***** GIVEN DATA *****

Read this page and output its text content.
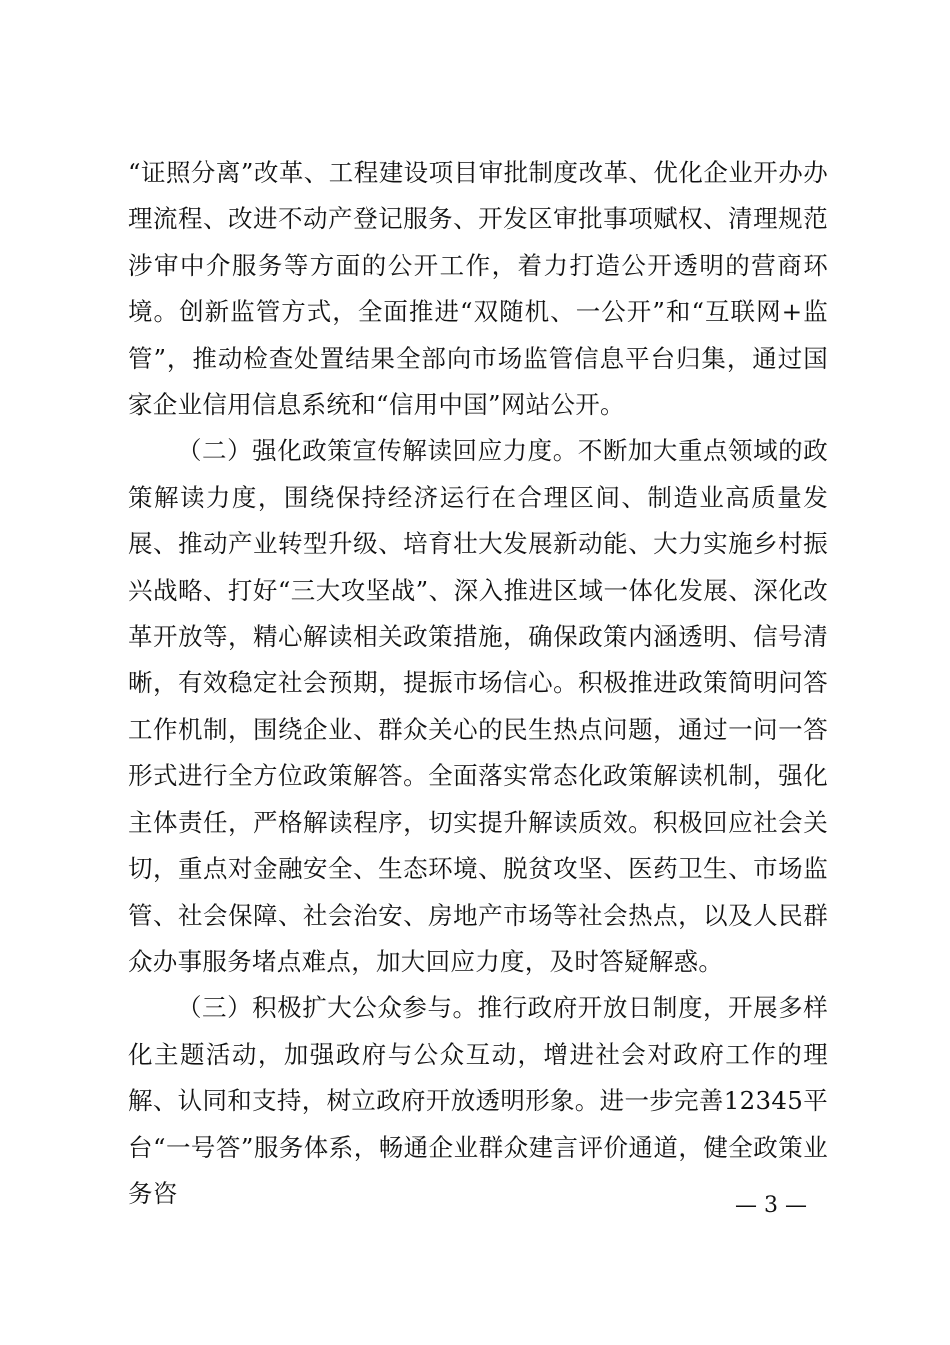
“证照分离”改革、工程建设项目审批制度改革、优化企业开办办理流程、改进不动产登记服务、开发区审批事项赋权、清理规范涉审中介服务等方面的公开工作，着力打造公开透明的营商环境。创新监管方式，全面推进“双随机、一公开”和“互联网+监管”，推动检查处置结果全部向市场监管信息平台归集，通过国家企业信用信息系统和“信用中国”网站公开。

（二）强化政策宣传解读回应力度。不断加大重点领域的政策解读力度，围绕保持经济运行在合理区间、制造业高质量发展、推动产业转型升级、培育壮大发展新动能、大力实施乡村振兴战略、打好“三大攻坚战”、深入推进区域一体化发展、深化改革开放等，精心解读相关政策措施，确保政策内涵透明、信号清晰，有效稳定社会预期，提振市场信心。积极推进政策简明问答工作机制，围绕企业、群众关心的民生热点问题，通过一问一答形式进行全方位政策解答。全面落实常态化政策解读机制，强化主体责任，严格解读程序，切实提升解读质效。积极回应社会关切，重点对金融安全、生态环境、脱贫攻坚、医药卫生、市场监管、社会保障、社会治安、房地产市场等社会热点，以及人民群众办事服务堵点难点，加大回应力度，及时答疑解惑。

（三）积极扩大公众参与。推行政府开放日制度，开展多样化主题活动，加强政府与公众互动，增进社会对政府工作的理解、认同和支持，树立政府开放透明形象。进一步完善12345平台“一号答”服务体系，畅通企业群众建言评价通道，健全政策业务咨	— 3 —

*****
***** GIVEN DATA *****

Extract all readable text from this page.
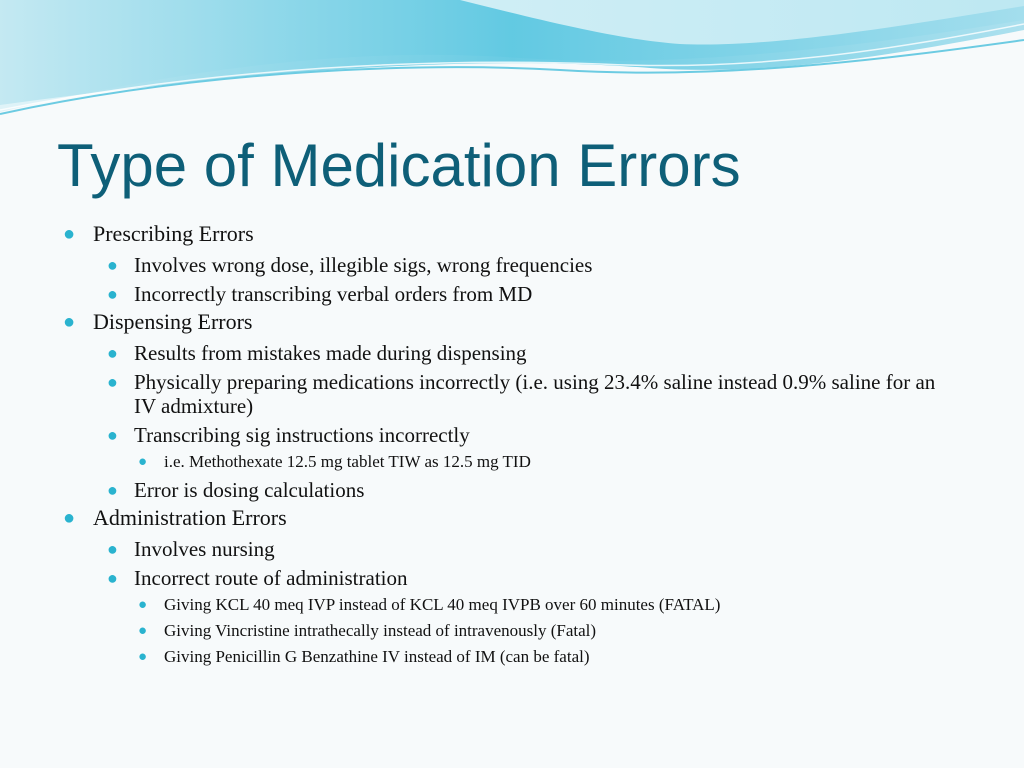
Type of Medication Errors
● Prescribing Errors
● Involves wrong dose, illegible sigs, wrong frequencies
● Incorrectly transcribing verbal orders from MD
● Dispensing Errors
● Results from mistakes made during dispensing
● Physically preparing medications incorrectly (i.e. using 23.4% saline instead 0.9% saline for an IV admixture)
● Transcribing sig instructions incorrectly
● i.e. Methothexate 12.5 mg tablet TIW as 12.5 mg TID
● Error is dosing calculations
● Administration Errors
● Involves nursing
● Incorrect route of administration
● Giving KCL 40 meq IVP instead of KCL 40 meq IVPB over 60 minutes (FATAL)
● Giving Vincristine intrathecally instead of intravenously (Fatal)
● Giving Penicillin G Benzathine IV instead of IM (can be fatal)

*****

What is the number of lines in the data that hold the string "Giving"? Answer with the number only.

SOLVED PROBLEM –
3